### REQUEST:
Scan each line of the records for the word "text" and extract the ones that have it.

### INPUT:

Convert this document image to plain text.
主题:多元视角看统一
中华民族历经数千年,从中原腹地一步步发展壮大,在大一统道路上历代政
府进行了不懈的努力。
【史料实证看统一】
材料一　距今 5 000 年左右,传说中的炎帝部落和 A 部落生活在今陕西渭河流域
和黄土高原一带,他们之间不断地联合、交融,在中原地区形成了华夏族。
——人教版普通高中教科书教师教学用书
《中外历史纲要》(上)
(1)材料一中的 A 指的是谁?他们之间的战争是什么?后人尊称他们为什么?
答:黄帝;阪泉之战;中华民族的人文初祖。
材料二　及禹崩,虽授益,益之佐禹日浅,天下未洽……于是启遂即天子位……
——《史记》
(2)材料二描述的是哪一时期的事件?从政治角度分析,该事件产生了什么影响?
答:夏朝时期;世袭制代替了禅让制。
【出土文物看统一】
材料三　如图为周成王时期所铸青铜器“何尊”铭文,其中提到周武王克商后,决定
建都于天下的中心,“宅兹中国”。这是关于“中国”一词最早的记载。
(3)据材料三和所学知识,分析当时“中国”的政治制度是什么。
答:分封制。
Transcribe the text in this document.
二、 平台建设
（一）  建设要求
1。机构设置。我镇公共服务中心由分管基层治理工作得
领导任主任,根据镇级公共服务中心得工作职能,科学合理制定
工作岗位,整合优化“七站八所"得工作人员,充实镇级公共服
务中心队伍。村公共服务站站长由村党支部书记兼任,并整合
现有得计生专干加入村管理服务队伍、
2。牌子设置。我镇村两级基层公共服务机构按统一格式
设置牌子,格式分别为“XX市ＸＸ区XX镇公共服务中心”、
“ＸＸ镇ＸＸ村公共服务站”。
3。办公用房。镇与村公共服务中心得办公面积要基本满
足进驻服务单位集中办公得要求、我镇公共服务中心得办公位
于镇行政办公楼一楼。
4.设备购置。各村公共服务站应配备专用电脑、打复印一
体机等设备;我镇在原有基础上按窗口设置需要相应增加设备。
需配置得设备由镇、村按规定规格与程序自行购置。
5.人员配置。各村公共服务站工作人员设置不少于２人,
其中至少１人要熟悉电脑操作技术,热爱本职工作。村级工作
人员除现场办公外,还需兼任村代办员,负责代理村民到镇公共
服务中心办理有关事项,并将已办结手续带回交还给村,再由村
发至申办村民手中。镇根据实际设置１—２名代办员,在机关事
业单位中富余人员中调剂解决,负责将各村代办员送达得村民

### FULL SOLUTION:
Convert this document image to plain text.
Transcribe the text in this document.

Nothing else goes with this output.